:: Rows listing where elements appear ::
* BEGIN *

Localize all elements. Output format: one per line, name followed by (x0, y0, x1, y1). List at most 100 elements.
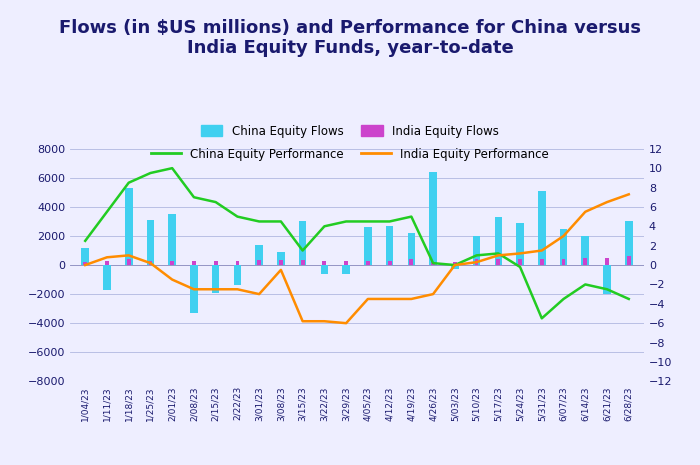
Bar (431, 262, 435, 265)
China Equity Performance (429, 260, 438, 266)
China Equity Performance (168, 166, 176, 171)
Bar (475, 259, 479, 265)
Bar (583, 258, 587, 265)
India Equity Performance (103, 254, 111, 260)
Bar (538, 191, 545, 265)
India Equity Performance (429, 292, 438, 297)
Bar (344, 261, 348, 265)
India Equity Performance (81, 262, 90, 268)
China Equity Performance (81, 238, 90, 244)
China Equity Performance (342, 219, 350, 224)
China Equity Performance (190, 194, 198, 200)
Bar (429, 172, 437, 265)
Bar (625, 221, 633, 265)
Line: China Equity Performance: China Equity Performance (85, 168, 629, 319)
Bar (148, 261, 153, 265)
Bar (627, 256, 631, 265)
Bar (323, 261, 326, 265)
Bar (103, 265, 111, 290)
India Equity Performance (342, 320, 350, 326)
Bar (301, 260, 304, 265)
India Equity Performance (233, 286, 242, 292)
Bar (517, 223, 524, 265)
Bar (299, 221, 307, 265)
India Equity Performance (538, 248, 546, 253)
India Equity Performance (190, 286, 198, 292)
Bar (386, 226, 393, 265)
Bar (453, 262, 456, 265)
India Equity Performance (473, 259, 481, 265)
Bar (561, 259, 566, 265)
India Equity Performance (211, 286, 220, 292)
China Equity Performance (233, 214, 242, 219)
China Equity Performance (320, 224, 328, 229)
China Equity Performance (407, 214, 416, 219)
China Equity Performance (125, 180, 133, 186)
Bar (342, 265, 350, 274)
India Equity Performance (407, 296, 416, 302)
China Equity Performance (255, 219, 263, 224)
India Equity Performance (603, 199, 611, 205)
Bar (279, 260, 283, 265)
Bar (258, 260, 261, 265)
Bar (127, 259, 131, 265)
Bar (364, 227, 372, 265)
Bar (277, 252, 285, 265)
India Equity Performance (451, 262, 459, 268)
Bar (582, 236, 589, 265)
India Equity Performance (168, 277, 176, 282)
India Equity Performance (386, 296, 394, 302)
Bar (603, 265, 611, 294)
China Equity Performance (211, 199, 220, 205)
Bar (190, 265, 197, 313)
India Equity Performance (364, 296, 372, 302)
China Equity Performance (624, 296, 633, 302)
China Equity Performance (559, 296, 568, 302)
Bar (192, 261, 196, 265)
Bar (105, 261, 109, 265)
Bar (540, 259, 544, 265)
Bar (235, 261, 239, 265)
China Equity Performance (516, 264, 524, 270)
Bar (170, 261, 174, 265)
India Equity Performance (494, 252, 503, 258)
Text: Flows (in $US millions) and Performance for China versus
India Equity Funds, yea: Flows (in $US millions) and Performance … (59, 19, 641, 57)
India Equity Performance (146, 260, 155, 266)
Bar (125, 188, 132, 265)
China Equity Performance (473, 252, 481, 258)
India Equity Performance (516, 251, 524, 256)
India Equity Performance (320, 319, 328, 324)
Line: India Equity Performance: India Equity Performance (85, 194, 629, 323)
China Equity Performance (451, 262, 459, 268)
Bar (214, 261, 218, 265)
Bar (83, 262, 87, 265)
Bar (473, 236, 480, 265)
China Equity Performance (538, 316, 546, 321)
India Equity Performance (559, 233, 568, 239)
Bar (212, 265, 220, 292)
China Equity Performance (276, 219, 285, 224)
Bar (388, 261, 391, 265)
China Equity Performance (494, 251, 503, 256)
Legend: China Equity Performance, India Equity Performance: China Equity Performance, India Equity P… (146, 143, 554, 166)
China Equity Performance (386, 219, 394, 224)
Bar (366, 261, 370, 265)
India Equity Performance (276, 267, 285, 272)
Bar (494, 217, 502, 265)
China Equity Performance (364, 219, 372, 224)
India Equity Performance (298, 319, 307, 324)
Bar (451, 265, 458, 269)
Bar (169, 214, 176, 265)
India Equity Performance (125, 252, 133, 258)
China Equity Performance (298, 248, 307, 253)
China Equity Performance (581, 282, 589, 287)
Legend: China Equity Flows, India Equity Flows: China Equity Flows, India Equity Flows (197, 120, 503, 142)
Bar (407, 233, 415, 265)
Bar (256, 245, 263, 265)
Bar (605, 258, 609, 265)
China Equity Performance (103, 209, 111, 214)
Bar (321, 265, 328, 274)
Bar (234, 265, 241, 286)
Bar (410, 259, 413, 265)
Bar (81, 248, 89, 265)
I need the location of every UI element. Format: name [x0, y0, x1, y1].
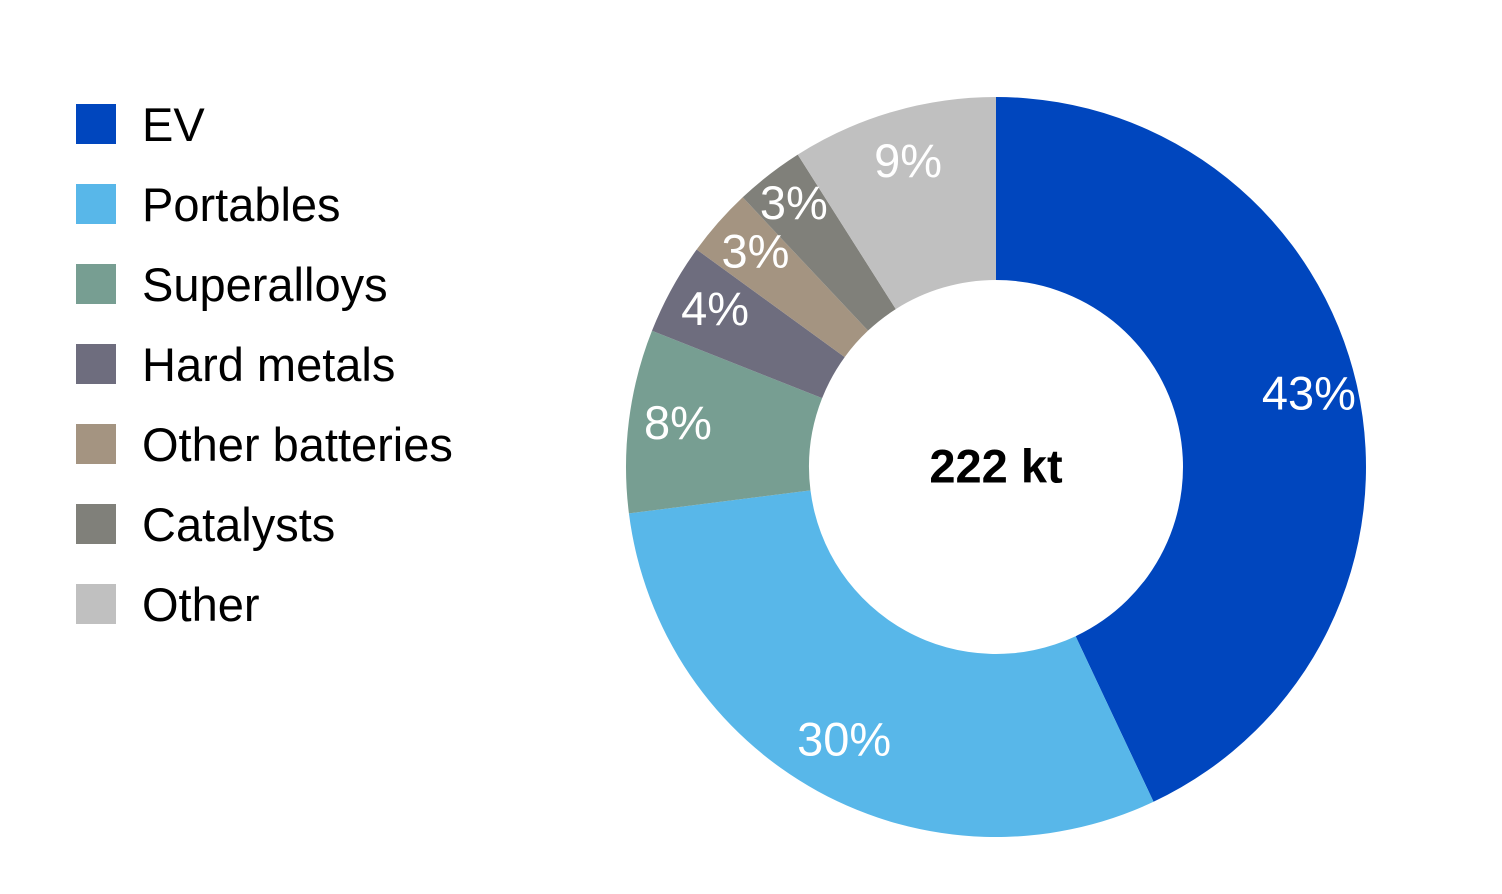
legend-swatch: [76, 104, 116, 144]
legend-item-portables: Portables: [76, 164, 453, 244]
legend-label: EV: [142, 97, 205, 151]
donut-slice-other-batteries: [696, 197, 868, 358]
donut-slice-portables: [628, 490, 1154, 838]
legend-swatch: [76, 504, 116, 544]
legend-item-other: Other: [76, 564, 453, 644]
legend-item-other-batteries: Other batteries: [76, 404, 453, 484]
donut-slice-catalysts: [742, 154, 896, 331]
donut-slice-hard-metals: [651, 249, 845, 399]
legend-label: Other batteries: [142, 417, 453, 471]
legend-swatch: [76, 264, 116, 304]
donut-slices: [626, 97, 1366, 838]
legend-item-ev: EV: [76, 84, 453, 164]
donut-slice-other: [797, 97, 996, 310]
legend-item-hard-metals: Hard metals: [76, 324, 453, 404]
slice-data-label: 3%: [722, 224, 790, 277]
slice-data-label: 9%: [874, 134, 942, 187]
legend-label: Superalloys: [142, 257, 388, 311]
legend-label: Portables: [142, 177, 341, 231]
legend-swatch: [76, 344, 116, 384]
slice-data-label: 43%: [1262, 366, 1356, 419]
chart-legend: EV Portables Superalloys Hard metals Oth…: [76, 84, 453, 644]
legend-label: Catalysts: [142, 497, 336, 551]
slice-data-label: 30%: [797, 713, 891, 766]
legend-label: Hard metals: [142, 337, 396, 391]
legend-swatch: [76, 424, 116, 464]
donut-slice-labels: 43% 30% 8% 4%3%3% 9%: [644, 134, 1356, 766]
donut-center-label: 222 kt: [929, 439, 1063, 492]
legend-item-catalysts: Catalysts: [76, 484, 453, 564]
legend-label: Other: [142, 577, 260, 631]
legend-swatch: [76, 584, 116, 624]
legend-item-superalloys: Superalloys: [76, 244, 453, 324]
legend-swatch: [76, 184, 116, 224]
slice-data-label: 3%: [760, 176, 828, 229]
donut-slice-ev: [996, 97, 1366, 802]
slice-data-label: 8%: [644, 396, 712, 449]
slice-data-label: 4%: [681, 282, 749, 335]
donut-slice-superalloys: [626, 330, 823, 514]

* END *

Copy the rows above verbatim, omitting the pictures.

:: Response ::
Localize all elements. Output format: one per line, name followed by (x0, y0, x1, y1). List at most 100 elements.
Bar (431, 262, 435, 265)
China Equity Performance (429, 260, 438, 266)
China Equity Performance (168, 166, 176, 171)
Bar (475, 259, 479, 265)
Bar (583, 258, 587, 265)
India Equity Performance (103, 254, 111, 260)
Bar (538, 191, 545, 265)
India Equity Performance (429, 292, 438, 297)
Bar (344, 261, 348, 265)
India Equity Performance (81, 262, 90, 268)
China Equity Performance (81, 238, 90, 244)
China Equity Performance (342, 219, 350, 224)
China Equity Performance (190, 194, 198, 200)
Bar (429, 172, 437, 265)
Bar (625, 221, 633, 265)
Line: China Equity Performance: China Equity Performance (85, 168, 629, 319)
Bar (148, 261, 153, 265)
Bar (627, 256, 631, 265)
Bar (323, 261, 326, 265)
Bar (103, 265, 111, 290)
India Equity Performance (342, 320, 350, 326)
Bar (301, 260, 304, 265)
India Equity Performance (233, 286, 242, 292)
Bar (517, 223, 524, 265)
Bar (299, 221, 307, 265)
India Equity Performance (538, 248, 546, 253)
India Equity Performance (190, 286, 198, 292)
Bar (386, 226, 393, 265)
Bar (453, 262, 456, 265)
India Equity Performance (473, 259, 481, 265)
Bar (561, 259, 566, 265)
India Equity Performance (211, 286, 220, 292)
China Equity Performance (233, 214, 242, 219)
China Equity Performance (320, 224, 328, 229)
China Equity Performance (407, 214, 416, 219)
China Equity Performance (125, 180, 133, 186)
Bar (342, 265, 350, 274)
India Equity Performance (407, 296, 416, 302)
China Equity Performance (255, 219, 263, 224)
India Equity Performance (603, 199, 611, 205)
Bar (279, 260, 283, 265)
Bar (258, 260, 261, 265)
Bar (127, 259, 131, 265)
Bar (364, 227, 372, 265)
Bar (277, 252, 285, 265)
India Equity Performance (451, 262, 459, 268)
Bar (582, 236, 589, 265)
India Equity Performance (168, 277, 176, 282)
India Equity Performance (386, 296, 394, 302)
Bar (603, 265, 611, 294)
China Equity Performance (211, 199, 220, 205)
Bar (190, 265, 197, 313)
India Equity Performance (364, 296, 372, 302)
China Equity Performance (624, 296, 633, 302)
China Equity Performance (559, 296, 568, 302)
Bar (192, 261, 196, 265)
Bar (105, 261, 109, 265)
Bar (540, 259, 544, 265)
Bar (235, 261, 239, 265)
China Equity Performance (516, 264, 524, 270)
Bar (170, 261, 174, 265)
India Equity Performance (494, 252, 503, 258)
Text: Flows (in $US millions) and Performance for China versus
India Equity Funds, yea: Flows (in $US millions) and Performance … (59, 19, 641, 57)
India Equity Performance (146, 260, 155, 266)
Bar (125, 188, 132, 265)
China Equity Performance (473, 252, 481, 258)
India Equity Performance (516, 251, 524, 256)
India Equity Performance (320, 319, 328, 324)
Line: India Equity Performance: India Equity Performance (85, 194, 629, 323)
China Equity Performance (451, 262, 459, 268)
Bar (214, 261, 218, 265)
Bar (83, 262, 87, 265)
Bar (473, 236, 480, 265)
China Equity Performance (538, 316, 546, 321)
India Equity Performance (559, 233, 568, 239)
Bar (212, 265, 220, 292)
China Equity Performance (276, 219, 285, 224)
Bar (388, 261, 391, 265)
China Equity Performance (494, 251, 503, 256)
Legend: China Equity Performance, India Equity Performance: China Equity Performance, India Equity P… (146, 143, 554, 166)
China Equity Performance (386, 219, 394, 224)
Bar (366, 261, 370, 265)
India Equity Performance (276, 267, 285, 272)
Bar (494, 217, 502, 265)
China Equity Performance (364, 219, 372, 224)
India Equity Performance (298, 319, 307, 324)
Bar (451, 265, 458, 269)
Bar (169, 214, 176, 265)
India Equity Performance (125, 252, 133, 258)
China Equity Performance (298, 248, 307, 253)
China Equity Performance (581, 282, 589, 287)
Legend: China Equity Flows, India Equity Flows: China Equity Flows, India Equity Flows (197, 120, 503, 142)
Bar (407, 233, 415, 265)
Bar (256, 245, 263, 265)
Bar (605, 258, 609, 265)
China Equity Performance (103, 209, 111, 214)
Bar (321, 265, 328, 274)
Bar (234, 265, 241, 286)
Bar (410, 259, 413, 265)
Bar (81, 248, 89, 265)
I need the location of every UI element. Format: name [x0, y0, x1, y1].
legend-swatch: [76, 104, 116, 144]
legend-item-portables: Portables: [76, 164, 453, 244]
legend-label: EV: [142, 97, 205, 151]
donut-slice-other-batteries: [696, 197, 868, 358]
donut-slice-portables: [628, 490, 1154, 838]
legend-swatch: [76, 504, 116, 544]
legend-item-other: Other: [76, 564, 453, 644]
legend-item-other-batteries: Other batteries: [76, 404, 453, 484]
donut-slice-catalysts: [742, 154, 896, 331]
donut-slice-hard-metals: [651, 249, 845, 399]
legend-label: Other batteries: [142, 417, 453, 471]
legend-swatch: [76, 264, 116, 304]
donut-slices: [626, 97, 1366, 838]
legend-item-ev: EV: [76, 84, 453, 164]
donut-slice-other: [797, 97, 996, 310]
legend-item-hard-metals: Hard metals: [76, 324, 453, 404]
slice-data-label: 3%: [722, 224, 790, 277]
slice-data-label: 9%: [874, 134, 942, 187]
legend-label: Superalloys: [142, 257, 388, 311]
legend-label: Portables: [142, 177, 341, 231]
legend-swatch: [76, 344, 116, 384]
slice-data-label: 43%: [1262, 366, 1356, 419]
chart-legend: EV Portables Superalloys Hard metals Oth…: [76, 84, 453, 644]
legend-label: Catalysts: [142, 497, 336, 551]
slice-data-label: 30%: [797, 713, 891, 766]
legend-label: Hard metals: [142, 337, 396, 391]
legend-swatch: [76, 424, 116, 464]
donut-slice-labels: 43% 30% 8% 4%3%3% 9%: [644, 134, 1356, 766]
donut-center-label: 222 kt: [929, 439, 1063, 492]
legend-item-catalysts: Catalysts: [76, 484, 453, 564]
legend-label: Other: [142, 577, 260, 631]
legend-swatch: [76, 584, 116, 624]
legend-item-superalloys: Superalloys: [76, 244, 453, 324]
legend-swatch: [76, 184, 116, 224]
slice-data-label: 3%: [760, 176, 828, 229]
donut-slice-ev: [996, 97, 1366, 802]
slice-data-label: 8%: [644, 396, 712, 449]
slice-data-label: 4%: [681, 282, 749, 335]
donut-slice-superalloys: [626, 330, 823, 514]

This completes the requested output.